Written exercise:
Write out all the material exactly. Leave nothing out.
___ Records for this exercise
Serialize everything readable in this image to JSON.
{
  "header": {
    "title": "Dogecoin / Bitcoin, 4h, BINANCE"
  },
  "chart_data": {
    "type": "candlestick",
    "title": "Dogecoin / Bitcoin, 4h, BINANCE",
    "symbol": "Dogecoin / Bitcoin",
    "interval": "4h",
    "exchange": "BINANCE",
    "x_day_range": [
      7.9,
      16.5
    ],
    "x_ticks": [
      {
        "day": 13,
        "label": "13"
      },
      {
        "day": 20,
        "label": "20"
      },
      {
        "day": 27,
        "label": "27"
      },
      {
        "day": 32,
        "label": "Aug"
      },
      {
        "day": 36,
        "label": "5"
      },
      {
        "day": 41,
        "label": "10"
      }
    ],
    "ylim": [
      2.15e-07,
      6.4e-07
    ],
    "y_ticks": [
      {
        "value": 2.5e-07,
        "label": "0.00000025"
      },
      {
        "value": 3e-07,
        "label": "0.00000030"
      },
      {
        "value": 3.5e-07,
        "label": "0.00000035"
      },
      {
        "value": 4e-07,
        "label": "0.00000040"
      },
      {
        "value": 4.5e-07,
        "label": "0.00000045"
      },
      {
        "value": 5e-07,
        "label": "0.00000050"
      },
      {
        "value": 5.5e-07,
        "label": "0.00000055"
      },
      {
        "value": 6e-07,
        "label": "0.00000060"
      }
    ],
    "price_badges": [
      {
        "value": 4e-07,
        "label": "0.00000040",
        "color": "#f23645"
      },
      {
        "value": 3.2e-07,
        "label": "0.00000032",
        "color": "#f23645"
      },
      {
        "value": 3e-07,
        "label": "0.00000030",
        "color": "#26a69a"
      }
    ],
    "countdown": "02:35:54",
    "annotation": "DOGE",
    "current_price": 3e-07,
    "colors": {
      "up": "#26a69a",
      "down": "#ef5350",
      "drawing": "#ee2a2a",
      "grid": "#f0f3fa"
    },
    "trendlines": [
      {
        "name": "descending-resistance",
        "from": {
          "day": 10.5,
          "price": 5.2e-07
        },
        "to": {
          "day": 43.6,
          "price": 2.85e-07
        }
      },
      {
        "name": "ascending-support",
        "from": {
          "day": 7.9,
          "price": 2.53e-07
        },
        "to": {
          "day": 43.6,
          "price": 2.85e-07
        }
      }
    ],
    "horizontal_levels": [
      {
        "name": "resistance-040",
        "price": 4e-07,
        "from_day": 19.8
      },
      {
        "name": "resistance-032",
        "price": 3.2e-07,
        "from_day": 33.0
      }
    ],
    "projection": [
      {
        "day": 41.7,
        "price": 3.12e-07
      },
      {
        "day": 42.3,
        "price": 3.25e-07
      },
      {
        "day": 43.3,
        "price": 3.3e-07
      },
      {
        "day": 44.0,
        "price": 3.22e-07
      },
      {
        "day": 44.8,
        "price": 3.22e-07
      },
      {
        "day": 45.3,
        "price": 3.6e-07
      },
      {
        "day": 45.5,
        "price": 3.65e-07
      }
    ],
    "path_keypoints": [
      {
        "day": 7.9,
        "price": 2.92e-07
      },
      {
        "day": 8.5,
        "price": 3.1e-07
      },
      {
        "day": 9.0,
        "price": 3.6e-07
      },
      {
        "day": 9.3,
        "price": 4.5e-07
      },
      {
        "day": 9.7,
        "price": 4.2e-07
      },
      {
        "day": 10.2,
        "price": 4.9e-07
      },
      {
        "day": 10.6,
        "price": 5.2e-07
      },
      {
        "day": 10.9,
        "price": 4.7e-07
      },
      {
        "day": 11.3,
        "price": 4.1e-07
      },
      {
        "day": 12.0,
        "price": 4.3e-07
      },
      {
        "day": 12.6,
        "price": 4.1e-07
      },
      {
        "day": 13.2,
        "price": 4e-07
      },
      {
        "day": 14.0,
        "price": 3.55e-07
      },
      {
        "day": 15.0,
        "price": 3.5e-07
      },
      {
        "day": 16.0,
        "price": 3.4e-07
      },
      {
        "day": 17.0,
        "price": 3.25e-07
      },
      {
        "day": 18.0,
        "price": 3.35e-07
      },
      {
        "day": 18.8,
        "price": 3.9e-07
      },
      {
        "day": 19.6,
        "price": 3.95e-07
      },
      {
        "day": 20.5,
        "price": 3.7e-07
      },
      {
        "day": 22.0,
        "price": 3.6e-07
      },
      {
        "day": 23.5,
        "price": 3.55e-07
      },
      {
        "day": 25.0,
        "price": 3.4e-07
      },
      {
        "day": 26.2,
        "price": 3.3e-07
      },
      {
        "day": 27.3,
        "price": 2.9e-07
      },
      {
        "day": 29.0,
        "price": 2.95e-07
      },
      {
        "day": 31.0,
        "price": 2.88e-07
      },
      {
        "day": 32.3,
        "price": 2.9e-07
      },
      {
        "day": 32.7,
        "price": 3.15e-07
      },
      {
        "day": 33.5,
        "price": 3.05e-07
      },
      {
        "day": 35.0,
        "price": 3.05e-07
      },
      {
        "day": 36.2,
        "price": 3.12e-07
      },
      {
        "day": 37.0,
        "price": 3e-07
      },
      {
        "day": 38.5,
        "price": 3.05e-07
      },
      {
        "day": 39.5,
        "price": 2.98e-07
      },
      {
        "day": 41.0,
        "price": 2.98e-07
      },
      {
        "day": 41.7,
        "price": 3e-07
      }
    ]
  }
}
______
Written response:
Serialize everything readable in this image to JSON.
{
  "header": {
    "title": "Dogecoin / Bitcoin, 4h, BINANCE"
  },
  "chart_data": {
    "type": "candlestick",
    "title": "Dogecoin / Bitcoin, 4h, BINANCE",
    "symbol": "Dogecoin / Bitcoin",
    "interval": "4h",
    "exchange": "BINANCE",
    "x_day_range": [
      7.9,
      16.5
    ],
    "x_ticks": [
      {
        "day": 13,
        "label": "13"
      },
      {
        "day": 20,
        "label": "20"
      },
      {
        "day": 27,
        "label": "27"
      },
      {
        "day": 32,
        "label": "Aug"
      },
      {
        "day": 36,
        "label": "5"
      },
      {
        "day": 41,
        "label": "10"
      }
    ],
    "ylim": [
      2.15e-07,
      6.4e-07
    ],
    "y_ticks": [
      {
        "value": 2.5e-07,
        "label": "0.00000025"
      },
      {
        "value": 3e-07,
        "label": "0.00000030"
      },
      {
        "value": 3.5e-07,
        "label": "0.00000035"
      },
      {
        "value": 4e-07,
        "label": "0.00000040"
      },
      {
        "value": 4.5e-07,
        "label": "0.00000045"
      },
      {
        "value": 5e-07,
        "label": "0.00000050"
      },
      {
        "value": 5.5e-07,
        "label": "0.00000055"
      },
      {
        "value": 6e-07,
        "label": "0.00000060"
      }
    ],
    "price_badges": [
      {
        "value": 4e-07,
        "label": "0.00000040",
        "color": "#f23645"
      },
      {
        "value": 3.2e-07,
        "label": "0.00000032",
        "color": "#f23645"
      },
      {
        "value": 3e-07,
        "label": "0.00000030",
        "color": "#26a69a"
      }
    ],
    "countdown": "02:35:54",
    "annotation": "DOGE",
    "current_price": 3e-07,
    "colors": {
      "up": "#26a69a",
      "down": "#ef5350",
      "drawing": "#ee2a2a",
      "grid": "#f0f3fa"
    },
    "trendlines": [
      {
        "name": "descending-resistance",
        "from": {
          "day": 10.5,
          "price": 5.2e-07
        },
        "to": {
          "day": 43.6,
          "price": 2.85e-07
        }
      },
      {
        "name": "ascending-support",
        "from": {
          "day": 7.9,
          "price": 2.53e-07
        },
        "to": {
          "day": 43.6,
          "price": 2.85e-07
        }
      }
    ],
    "horizontal_levels": [
      {
        "name": "resistance-040",
        "price": 4e-07,
        "from_day": 19.8
      },
      {
        "name": "resistance-032",
        "price": 3.2e-07,
        "from_day": 33.0
      }
    ],
    "projection": [
      {
        "day": 41.7,
        "price": 3.12e-07
      },
      {
        "day": 42.3,
        "price": 3.25e-07
      },
      {
        "day": 43.3,
        "price": 3.3e-07
      },
      {
        "day": 44.0,
        "price": 3.22e-07
      },
      {
        "day": 44.8,
        "price": 3.22e-07
      },
      {
        "day": 45.3,
        "price": 3.6e-07
      },
      {
        "day": 45.5,
        "price": 3.65e-07
      }
    ],
    "path_keypoints": [
      {
        "day": 7.9,
        "price": 2.92e-07
      },
      {
        "day": 8.5,
        "price": 3.1e-07
      },
      {
        "day": 9.0,
        "price": 3.6e-07
      },
      {
        "day": 9.3,
        "price": 4.5e-07
      },
      {
        "day": 9.7,
        "price": 4.2e-07
      },
      {
        "day": 10.2,
        "price": 4.9e-07
      },
      {
        "day": 10.6,
        "price": 5.2e-07
      },
      {
        "day": 10.9,
        "price": 4.7e-07
      },
      {
        "day": 11.3,
        "price": 4.1e-07
      },
      {
        "day": 12.0,
        "price": 4.3e-07
      },
      {
        "day": 12.6,
        "price": 4.1e-07
      },
      {
        "day": 13.2,
        "price": 4e-07
      },
      {
        "day": 14.0,
        "price": 3.55e-07
      },
      {
        "day": 15.0,
        "price": 3.5e-07
      },
      {
        "day": 16.0,
        "price": 3.4e-07
      },
      {
        "day": 17.0,
        "price": 3.25e-07
      },
      {
        "day": 18.0,
        "price": 3.35e-07
      },
      {
        "day": 18.8,
        "price": 3.9e-07
      },
      {
        "day": 19.6,
        "price": 3.95e-07
      },
      {
        "day": 20.5,
        "price": 3.7e-07
      },
      {
        "day": 22.0,
        "price": 3.6e-07
      },
      {
        "day": 23.5,
        "price": 3.55e-07
      },
      {
        "day": 25.0,
        "price": 3.4e-07
      },
      {
        "day": 26.2,
        "price": 3.3e-07
      },
      {
        "day": 27.3,
        "price": 2.9e-07
      },
      {
        "day": 29.0,
        "price": 2.95e-07
      },
      {
        "day": 31.0,
        "price": 2.88e-07
      },
      {
        "day": 32.3,
        "price": 2.9e-07
      },
      {
        "day": 32.7,
        "price": 3.15e-07
      },
      {
        "day": 33.5,
        "price": 3.05e-07
      },
      {
        "day": 35.0,
        "price": 3.05e-07
      },
      {
        "day": 36.2,
        "price": 3.12e-07
      },
      {
        "day": 37.0,
        "price": 3e-07
      },
      {
        "day": 38.5,
        "price": 3.05e-07
      },
      {
        "day": 39.5,
        "price": 2.98e-07
      },
      {
        "day": 41.0,
        "price": 2.98e-07
      },
      {
        "day": 41.7,
        "price": 3e-07
      }
    ]
  }
}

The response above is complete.